--- begin ---
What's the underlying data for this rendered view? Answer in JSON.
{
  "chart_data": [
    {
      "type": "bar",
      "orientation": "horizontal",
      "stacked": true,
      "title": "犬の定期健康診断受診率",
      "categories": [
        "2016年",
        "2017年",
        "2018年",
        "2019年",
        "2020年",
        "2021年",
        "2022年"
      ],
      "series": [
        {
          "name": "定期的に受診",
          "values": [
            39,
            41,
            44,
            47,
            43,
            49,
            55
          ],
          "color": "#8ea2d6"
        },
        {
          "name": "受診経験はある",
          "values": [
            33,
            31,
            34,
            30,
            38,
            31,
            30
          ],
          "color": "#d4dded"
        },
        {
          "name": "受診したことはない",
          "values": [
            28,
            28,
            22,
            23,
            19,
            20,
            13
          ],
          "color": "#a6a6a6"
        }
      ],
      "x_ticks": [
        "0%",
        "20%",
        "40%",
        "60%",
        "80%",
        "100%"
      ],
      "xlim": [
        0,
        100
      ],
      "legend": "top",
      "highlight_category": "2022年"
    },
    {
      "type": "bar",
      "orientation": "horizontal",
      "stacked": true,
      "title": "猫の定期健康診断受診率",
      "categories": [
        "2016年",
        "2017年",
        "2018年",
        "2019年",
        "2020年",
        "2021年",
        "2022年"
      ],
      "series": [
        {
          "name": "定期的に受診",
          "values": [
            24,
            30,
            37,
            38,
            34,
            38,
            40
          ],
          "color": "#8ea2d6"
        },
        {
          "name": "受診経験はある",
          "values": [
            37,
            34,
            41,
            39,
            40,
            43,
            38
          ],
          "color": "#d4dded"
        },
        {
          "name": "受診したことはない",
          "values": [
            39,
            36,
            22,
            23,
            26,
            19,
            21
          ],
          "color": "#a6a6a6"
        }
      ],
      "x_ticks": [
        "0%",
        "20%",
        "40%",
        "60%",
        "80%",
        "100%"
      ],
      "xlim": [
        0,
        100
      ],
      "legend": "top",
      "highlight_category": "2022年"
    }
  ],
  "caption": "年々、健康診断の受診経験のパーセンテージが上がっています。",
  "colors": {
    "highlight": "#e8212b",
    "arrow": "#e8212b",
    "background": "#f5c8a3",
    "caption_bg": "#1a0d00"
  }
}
--- end ---
## WHAT IS REQUIRED
Reproduce the listing shown above in its entirety, exactly.

## RIGHT ANSWER
What's the underlying data for this rendered view? Answer in JSON.
{
  "chart_data": [
    {
      "type": "bar",
      "orientation": "horizontal",
      "stacked": true,
      "title": "犬の定期健康診断受診率",
      "categories": [
        "2016年",
        "2017年",
        "2018年",
        "2019年",
        "2020年",
        "2021年",
        "2022年"
      ],
      "series": [
        {
          "name": "定期的に受診",
          "values": [
            39,
            41,
            44,
            47,
            43,
            49,
            55
          ],
          "color": "#8ea2d6"
        },
        {
          "name": "受診経験はある",
          "values": [
            33,
            31,
            34,
            30,
            38,
            31,
            30
          ],
          "color": "#d4dded"
        },
        {
          "name": "受診したことはない",
          "values": [
            28,
            28,
            22,
            23,
            19,
            20,
            13
          ],
          "color": "#a6a6a6"
        }
      ],
      "x_ticks": [
        "0%",
        "20%",
        "40%",
        "60%",
        "80%",
        "100%"
      ],
      "xlim": [
        0,
        100
      ],
      "legend": "top",
      "highlight_category": "2022年"
    },
    {
      "type": "bar",
      "orientation": "horizontal",
      "stacked": true,
      "title": "猫の定期健康診断受診率",
      "categories": [
        "2016年",
        "2017年",
        "2018年",
        "2019年",
        "2020年",
        "2021年",
        "2022年"
      ],
      "series": [
        {
          "name": "定期的に受診",
          "values": [
            24,
            30,
            37,
            38,
            34,
            38,
            40
          ],
          "color": "#8ea2d6"
        },
        {
          "name": "受診経験はある",
          "values": [
            37,
            34,
            41,
            39,
            40,
            43,
            38
          ],
          "color": "#d4dded"
        },
        {
          "name": "受診したことはない",
          "values": [
            39,
            36,
            22,
            23,
            26,
            19,
            21
          ],
          "color": "#a6a6a6"
        }
      ],
      "x_ticks": [
        "0%",
        "20%",
        "40%",
        "60%",
        "80%",
        "100%"
      ],
      "xlim": [
        0,
        100
      ],
      "legend": "top",
      "highlight_category": "2022年"
    }
  ],
  "caption": "年々、健康診断の受診経験のパーセンテージが上がっています。",
  "colors": {
    "highlight": "#e8212b",
    "arrow": "#e8212b",
    "background": "#f5c8a3",
    "caption_bg": "#1a0d00"
  }
}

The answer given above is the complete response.